▸ **Exercise goal**: Scan the entries below and extract each line with the word "JSON" in it.

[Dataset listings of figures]
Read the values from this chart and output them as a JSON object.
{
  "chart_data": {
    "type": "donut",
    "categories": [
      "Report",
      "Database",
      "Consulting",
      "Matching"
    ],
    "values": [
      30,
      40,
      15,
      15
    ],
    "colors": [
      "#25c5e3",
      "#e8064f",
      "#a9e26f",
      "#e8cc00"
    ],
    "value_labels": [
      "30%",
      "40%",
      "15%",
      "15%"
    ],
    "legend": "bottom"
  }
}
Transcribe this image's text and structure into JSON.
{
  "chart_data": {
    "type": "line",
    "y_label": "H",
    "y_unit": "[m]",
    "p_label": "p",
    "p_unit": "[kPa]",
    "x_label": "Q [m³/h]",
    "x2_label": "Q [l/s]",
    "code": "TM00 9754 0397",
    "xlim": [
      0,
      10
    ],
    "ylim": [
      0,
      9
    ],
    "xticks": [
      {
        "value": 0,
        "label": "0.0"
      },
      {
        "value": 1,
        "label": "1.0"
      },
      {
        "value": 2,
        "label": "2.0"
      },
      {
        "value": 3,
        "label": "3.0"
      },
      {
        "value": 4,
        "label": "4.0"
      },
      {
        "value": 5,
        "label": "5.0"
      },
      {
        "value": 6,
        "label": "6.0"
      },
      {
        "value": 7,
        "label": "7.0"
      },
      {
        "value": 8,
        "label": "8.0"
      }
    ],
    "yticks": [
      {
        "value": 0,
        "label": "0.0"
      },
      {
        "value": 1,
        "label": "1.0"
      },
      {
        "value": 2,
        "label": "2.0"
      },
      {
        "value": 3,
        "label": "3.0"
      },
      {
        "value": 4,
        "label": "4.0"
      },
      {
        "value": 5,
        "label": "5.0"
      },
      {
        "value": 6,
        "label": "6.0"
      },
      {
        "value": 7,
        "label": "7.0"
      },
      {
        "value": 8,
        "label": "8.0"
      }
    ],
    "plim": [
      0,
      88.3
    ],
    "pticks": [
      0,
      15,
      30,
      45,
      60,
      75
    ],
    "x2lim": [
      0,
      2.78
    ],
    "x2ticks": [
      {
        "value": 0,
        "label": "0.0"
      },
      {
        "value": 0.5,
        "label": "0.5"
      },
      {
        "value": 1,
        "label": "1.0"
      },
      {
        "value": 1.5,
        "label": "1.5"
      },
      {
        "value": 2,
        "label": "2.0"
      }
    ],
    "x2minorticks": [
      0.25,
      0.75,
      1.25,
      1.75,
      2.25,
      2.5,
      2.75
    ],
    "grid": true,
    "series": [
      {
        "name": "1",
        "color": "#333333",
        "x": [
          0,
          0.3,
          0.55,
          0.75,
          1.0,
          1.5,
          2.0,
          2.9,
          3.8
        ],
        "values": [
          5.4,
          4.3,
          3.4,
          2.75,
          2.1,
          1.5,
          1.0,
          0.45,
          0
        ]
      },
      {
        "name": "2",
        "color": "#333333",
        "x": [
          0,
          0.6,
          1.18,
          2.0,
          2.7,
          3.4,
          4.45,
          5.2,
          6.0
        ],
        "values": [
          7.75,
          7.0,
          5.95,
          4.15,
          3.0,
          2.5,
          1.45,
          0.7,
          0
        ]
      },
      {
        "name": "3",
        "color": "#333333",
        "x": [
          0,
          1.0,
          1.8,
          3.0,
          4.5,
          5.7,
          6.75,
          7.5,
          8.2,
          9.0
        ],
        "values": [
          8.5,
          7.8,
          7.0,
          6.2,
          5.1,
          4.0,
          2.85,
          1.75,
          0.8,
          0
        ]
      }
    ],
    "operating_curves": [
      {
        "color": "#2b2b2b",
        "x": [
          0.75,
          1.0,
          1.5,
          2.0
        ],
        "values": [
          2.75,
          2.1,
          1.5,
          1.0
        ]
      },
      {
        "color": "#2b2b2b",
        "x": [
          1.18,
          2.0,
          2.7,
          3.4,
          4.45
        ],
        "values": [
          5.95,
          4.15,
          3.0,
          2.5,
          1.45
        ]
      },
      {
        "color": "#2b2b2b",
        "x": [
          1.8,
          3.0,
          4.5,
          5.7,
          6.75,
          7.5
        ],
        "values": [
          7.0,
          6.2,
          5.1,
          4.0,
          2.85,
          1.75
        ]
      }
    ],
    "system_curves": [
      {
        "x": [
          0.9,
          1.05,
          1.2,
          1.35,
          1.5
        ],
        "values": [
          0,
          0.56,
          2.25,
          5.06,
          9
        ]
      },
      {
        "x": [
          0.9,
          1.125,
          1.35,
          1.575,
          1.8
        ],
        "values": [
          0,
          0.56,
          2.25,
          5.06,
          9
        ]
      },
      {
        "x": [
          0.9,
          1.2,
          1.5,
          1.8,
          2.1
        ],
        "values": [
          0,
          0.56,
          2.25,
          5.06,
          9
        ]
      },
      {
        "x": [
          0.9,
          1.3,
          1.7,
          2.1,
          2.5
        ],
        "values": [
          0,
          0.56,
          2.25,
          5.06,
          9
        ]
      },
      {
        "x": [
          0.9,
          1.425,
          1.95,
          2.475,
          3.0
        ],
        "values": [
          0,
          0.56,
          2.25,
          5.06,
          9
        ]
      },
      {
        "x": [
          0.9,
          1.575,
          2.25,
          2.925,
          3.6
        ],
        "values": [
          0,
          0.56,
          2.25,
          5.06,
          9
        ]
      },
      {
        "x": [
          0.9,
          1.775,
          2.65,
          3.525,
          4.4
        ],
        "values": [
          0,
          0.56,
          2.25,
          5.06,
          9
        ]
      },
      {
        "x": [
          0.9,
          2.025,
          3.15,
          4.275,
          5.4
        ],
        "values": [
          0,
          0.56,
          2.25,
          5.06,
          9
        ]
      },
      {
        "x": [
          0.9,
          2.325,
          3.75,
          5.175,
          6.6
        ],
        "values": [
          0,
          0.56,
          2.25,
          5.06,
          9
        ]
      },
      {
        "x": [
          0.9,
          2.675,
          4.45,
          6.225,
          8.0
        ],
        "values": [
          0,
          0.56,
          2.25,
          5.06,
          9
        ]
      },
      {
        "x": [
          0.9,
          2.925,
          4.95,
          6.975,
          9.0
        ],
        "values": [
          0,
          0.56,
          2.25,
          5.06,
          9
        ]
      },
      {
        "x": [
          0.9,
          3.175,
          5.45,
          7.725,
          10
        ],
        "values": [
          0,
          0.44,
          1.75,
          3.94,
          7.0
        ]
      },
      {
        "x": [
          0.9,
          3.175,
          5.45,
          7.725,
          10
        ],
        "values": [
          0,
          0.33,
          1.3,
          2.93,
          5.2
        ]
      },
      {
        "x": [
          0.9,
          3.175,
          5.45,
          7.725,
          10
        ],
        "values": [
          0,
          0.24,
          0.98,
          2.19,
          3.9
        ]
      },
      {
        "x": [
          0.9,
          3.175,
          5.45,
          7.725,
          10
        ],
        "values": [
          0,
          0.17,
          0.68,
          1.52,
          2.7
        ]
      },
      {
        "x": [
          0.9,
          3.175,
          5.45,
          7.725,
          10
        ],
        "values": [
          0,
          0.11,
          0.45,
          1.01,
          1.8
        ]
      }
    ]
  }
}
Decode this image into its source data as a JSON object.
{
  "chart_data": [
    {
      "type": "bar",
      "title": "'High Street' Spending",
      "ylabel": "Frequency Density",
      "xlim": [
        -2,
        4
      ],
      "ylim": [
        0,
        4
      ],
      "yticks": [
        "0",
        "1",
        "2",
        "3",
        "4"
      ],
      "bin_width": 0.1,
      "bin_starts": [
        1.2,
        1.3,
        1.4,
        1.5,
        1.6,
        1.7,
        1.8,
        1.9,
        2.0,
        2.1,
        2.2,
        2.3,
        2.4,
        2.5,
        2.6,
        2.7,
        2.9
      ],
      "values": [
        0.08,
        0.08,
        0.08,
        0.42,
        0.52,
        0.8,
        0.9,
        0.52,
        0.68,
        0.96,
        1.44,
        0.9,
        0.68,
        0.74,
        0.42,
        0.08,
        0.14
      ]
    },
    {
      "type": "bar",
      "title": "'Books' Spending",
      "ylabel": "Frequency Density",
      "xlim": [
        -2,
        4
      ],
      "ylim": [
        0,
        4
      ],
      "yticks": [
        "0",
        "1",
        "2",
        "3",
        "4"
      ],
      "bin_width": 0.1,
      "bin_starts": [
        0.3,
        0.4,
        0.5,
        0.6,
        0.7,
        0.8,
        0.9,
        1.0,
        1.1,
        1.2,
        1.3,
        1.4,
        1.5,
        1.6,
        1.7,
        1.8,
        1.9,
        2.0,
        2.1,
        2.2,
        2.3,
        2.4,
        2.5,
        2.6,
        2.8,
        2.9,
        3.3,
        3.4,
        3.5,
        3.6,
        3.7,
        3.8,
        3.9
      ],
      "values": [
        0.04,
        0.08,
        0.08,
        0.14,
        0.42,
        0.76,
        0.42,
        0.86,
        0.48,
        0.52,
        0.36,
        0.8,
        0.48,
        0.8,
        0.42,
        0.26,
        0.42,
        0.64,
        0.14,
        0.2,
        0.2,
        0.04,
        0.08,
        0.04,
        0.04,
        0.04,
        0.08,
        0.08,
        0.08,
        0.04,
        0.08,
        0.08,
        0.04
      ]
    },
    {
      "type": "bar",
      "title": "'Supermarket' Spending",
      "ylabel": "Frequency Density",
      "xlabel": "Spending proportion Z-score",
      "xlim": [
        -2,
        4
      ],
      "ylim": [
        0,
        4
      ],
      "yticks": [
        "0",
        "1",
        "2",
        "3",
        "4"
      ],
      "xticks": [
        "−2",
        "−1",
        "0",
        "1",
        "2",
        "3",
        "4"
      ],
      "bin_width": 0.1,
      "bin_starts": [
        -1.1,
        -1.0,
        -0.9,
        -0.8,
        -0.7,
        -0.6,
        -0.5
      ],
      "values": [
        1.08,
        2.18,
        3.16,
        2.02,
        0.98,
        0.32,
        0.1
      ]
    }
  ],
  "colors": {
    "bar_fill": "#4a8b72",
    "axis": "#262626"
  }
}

▸ **Exercise answer**:
Read the values from this chart and output them as a JSON object.
Transcribe this image's text and structure into JSON.
Decode this image into its source data as a JSON object.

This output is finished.